Given task:
How many lines in the listing below include the word "管理专家"? Reply with the count alone.

Material provided:

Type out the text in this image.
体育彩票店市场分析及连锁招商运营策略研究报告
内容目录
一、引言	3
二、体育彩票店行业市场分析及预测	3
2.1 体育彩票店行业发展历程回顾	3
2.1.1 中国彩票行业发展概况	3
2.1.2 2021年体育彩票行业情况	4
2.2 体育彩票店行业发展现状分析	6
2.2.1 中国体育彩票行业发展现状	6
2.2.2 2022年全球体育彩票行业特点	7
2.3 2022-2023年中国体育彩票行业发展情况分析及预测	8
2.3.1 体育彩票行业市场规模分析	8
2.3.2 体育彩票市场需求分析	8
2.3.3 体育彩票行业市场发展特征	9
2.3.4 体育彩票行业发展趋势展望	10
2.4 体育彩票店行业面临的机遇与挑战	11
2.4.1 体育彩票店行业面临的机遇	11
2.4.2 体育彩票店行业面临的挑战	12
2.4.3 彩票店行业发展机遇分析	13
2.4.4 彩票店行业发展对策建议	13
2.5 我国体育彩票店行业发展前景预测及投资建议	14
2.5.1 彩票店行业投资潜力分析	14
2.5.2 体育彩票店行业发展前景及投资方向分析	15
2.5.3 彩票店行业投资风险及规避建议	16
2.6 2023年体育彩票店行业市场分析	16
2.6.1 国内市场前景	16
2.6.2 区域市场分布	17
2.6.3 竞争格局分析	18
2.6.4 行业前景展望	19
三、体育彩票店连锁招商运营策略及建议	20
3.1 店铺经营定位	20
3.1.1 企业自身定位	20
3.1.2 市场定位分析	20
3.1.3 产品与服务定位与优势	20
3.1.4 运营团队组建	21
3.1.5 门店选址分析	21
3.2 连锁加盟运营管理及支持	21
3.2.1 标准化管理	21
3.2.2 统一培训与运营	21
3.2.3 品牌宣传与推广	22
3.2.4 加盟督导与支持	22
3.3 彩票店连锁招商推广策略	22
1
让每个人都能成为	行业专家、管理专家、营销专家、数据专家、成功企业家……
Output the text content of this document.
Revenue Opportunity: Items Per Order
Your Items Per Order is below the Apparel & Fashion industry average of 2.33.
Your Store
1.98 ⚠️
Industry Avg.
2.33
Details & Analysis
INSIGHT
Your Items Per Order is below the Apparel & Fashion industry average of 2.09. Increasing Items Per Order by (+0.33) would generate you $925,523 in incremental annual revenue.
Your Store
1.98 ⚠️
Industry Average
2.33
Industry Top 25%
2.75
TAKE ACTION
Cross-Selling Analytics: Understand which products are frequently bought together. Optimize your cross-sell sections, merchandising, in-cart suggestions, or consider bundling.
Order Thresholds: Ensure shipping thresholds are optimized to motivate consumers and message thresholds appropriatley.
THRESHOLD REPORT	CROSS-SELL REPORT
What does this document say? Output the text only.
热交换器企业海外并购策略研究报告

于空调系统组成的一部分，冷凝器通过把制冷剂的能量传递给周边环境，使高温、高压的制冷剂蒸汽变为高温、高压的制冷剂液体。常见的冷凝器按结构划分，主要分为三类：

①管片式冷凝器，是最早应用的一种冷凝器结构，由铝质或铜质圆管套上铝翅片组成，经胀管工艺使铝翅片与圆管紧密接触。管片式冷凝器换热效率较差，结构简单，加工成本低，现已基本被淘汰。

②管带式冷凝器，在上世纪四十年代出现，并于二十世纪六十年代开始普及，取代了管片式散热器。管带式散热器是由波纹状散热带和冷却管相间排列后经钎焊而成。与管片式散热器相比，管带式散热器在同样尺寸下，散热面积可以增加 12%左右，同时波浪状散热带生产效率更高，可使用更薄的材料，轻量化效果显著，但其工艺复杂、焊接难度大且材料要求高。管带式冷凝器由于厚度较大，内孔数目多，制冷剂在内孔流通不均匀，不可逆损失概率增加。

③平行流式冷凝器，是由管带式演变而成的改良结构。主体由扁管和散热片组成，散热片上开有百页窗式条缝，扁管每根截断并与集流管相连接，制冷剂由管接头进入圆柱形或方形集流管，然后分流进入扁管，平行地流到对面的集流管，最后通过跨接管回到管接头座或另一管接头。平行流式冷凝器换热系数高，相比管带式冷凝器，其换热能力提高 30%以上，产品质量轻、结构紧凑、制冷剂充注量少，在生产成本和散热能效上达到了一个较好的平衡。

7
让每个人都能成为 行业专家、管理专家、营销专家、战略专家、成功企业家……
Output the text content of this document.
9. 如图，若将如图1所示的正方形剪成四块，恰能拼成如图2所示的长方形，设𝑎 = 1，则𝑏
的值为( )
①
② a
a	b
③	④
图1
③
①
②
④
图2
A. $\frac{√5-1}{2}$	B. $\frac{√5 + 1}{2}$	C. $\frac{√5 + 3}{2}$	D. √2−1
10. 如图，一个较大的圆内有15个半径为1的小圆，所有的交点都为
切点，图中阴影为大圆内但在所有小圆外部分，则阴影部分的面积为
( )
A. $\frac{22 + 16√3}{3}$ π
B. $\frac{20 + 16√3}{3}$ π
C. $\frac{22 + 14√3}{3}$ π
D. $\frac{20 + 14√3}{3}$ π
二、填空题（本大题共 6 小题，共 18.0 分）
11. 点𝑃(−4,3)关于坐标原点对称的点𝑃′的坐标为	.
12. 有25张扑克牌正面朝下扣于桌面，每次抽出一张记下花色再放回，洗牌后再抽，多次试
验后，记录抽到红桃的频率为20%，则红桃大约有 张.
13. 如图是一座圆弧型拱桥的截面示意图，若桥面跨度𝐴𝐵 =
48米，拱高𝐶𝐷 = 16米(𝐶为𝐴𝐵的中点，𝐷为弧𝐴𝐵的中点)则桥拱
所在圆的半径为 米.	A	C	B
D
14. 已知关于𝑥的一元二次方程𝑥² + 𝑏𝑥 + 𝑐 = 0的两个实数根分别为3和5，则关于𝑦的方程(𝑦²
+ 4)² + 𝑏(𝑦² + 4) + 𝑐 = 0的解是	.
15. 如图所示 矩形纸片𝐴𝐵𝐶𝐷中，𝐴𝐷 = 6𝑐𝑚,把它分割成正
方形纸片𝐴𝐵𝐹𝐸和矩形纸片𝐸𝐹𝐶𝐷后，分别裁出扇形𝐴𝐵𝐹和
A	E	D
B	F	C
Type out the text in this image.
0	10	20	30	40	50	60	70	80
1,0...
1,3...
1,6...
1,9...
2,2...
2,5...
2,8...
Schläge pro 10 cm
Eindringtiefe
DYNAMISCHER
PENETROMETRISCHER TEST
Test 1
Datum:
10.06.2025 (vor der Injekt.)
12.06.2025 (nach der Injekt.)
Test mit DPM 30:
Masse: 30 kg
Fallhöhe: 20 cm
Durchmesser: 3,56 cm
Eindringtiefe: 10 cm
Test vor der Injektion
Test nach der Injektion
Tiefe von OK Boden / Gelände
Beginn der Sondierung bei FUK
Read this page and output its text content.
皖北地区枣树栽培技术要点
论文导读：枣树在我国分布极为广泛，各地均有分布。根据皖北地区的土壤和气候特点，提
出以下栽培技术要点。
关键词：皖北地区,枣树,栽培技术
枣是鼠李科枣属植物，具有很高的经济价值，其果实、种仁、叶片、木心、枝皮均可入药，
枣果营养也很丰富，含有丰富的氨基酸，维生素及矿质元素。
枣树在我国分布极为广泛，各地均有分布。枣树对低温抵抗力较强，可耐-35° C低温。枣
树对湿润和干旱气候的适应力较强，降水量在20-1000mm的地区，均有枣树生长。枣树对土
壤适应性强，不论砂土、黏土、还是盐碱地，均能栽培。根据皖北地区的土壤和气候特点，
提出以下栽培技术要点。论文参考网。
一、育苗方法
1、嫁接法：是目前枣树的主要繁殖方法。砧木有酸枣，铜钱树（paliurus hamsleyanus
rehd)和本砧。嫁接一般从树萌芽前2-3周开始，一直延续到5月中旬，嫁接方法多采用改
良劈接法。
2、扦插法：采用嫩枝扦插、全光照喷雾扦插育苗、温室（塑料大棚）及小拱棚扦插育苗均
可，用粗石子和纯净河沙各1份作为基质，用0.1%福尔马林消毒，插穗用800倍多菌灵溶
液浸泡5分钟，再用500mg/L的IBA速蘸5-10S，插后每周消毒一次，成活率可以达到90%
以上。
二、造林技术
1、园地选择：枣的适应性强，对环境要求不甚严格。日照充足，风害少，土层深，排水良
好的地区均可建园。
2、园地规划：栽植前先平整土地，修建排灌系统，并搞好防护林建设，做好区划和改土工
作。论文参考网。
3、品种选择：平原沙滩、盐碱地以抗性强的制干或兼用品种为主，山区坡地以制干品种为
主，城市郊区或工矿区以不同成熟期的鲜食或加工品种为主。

Complete response:
2